- OBJECTIVE
Reproduce the data below with every occurrence of "Intrinsic scatter" swapped for "Intrinsic dispersion", leaving all other text unchanged.

- RECORDED INFORMATION
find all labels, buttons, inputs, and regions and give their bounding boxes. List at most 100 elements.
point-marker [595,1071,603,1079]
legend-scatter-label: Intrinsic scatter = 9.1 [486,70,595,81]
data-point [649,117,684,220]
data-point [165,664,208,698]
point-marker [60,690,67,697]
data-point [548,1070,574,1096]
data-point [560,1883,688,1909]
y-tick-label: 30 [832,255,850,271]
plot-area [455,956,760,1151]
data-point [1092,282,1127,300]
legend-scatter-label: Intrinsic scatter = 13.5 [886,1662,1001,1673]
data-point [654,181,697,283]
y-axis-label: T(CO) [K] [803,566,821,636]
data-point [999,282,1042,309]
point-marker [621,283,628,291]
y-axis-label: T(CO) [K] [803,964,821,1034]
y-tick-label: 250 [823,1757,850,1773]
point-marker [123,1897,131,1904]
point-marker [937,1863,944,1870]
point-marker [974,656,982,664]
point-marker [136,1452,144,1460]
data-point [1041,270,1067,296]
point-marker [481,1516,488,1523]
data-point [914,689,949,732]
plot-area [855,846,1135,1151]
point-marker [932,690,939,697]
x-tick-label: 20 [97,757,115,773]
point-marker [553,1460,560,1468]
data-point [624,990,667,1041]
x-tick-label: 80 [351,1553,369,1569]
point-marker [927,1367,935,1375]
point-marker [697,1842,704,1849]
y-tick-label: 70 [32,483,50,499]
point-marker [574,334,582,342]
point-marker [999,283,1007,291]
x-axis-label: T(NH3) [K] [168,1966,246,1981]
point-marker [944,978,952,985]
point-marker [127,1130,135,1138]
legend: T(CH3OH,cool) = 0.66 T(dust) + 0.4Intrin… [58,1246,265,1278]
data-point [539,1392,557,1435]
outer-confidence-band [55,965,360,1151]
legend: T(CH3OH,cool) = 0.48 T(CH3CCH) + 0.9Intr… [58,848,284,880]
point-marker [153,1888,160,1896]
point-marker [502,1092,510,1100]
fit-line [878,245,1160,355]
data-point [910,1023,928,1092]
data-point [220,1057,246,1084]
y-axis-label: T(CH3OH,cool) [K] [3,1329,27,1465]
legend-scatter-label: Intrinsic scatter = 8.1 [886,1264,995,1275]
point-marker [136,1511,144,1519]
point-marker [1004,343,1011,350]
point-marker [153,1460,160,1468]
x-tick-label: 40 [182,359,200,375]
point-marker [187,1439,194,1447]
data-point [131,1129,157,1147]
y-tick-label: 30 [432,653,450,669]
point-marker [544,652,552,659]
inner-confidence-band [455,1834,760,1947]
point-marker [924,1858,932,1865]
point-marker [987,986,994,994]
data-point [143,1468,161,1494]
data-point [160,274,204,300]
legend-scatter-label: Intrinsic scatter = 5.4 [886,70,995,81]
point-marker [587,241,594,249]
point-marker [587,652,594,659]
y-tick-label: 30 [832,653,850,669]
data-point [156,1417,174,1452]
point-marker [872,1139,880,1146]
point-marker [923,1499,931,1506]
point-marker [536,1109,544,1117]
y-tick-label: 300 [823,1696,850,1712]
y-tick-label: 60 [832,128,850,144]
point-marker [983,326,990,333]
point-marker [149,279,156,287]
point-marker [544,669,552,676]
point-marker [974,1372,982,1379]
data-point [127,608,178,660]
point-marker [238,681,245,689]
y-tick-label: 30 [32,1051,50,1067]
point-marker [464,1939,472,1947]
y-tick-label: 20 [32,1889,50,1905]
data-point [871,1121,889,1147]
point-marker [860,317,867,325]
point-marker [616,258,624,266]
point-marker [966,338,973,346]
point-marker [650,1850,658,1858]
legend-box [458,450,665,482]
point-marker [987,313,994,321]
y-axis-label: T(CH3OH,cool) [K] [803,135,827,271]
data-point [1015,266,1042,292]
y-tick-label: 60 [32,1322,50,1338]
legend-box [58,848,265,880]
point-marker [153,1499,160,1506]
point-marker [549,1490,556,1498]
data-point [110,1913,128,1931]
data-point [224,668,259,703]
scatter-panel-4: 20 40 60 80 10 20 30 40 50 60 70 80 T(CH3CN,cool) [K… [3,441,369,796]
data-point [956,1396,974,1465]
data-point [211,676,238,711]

- CORRECT ANSWER
find all labels, buttons, inputs, and regions and give their bounding boxes. List at most 100 elements.
point-marker [595,1071,603,1079]
legend-scatter-label: Intrinsic dispersion = 9.1 [486,70,595,81]
data-point [649,117,684,220]
data-point [165,664,208,698]
point-marker [60,690,67,697]
data-point [548,1070,574,1096]
data-point [560,1883,688,1909]
y-tick-label: 30 [832,255,850,271]
plot-area [455,956,760,1151]
data-point [1092,282,1127,300]
legend-scatter-label: Intrinsic dispersion = 13.5 [886,1662,1001,1673]
data-point [654,181,697,283]
y-axis-label: T(CO) [K] [803,566,821,636]
data-point [999,282,1042,309]
point-marker [621,283,628,291]
y-axis-label: T(CO) [K] [803,964,821,1034]
y-tick-label: 250 [823,1757,850,1773]
point-marker [123,1897,131,1904]
point-marker [937,1863,944,1870]
point-marker [974,656,982,664]
point-marker [136,1452,144,1460]
data-point [1041,270,1067,296]
point-marker [481,1516,488,1523]
data-point [914,689,949,732]
plot-area [855,846,1135,1151]
point-marker [932,690,939,697]
x-tick-label: 20 [97,757,115,773]
point-marker [553,1460,560,1468]
data-point [624,990,667,1041]
x-tick-label: 80 [351,1553,369,1569]
point-marker [927,1367,935,1375]
point-marker [697,1842,704,1849]
y-tick-label: 70 [32,483,50,499]
point-marker [574,334,582,342]
point-marker [999,283,1007,291]
x-axis-label: T(NH3) [K] [168,1966,246,1981]
point-marker [944,978,952,985]
point-marker [127,1130,135,1138]
legend: T(CH3OH,cool) = 0.66 T(dust) + 0.4Intrin… [58,1246,265,1278]
data-point [539,1392,557,1435]
outer-confidence-band [55,965,360,1151]
legend: T(CH3OH,cool) = 0.48 T(CH3CCH) + 0.9Intr… [58,848,284,880]
point-marker [153,1888,160,1896]
point-marker [502,1092,510,1100]
fit-line [878,245,1160,355]
data-point [910,1023,928,1092]
data-point [220,1057,246,1084]
y-axis-label: T(CH3OH,cool) [K] [3,1329,27,1465]
legend-scatter-label: Intrinsic dispersion = 8.1 [886,1264,995,1275]
point-marker [136,1511,144,1519]
point-marker [1004,343,1011,350]
point-marker [153,1460,160,1468]
x-tick-label: 40 [182,359,200,375]
point-marker [187,1439,194,1447]
data-point [131,1129,157,1147]
y-tick-label: 30 [432,653,450,669]
point-marker [544,652,552,659]
inner-confidence-band [455,1834,760,1947]
point-marker [924,1858,932,1865]
point-marker [987,986,994,994]
data-point [143,1468,161,1494]
data-point [160,274,204,300]
legend-scatter-label: Intrinsic dispersion = 5.4 [886,70,995,81]
point-marker [587,241,594,249]
point-marker [587,652,594,659]
y-tick-label: 30 [832,653,850,669]
data-point [156,1417,174,1452]
point-marker [872,1139,880,1146]
point-marker [923,1499,931,1506]
point-marker [536,1109,544,1117]
y-tick-label: 300 [823,1696,850,1712]
y-tick-label: 60 [832,128,850,144]
point-marker [983,326,990,333]
point-marker [149,279,156,287]
point-marker [544,669,552,676]
point-marker [974,1372,982,1379]
data-point [127,608,178,660]
point-marker [238,681,245,689]
y-tick-label: 30 [32,1051,50,1067]
point-marker [464,1939,472,1947]
y-tick-label: 20 [32,1889,50,1905]
data-point [871,1121,889,1147]
point-marker [860,317,867,325]
point-marker [616,258,624,266]
point-marker [966,338,973,346]
point-marker [650,1850,658,1858]
legend-box [458,450,665,482]
point-marker [987,313,994,321]
y-axis-label: T(CH3OH,cool) [K] [803,135,827,271]
data-point [1015,266,1042,292]
y-tick-label: 60 [32,1322,50,1338]
legend-box [58,848,265,880]
point-marker [153,1499,160,1506]
point-marker [549,1490,556,1498]
data-point [110,1913,128,1931]
data-point [224,668,259,703]
scatter-panel-4: 20 40 60 80 10 20 30 40 50 60 70 80 T(CH3CN,cool) [K… [3,441,369,796]
data-point [956,1396,974,1465]
data-point [211,676,238,711]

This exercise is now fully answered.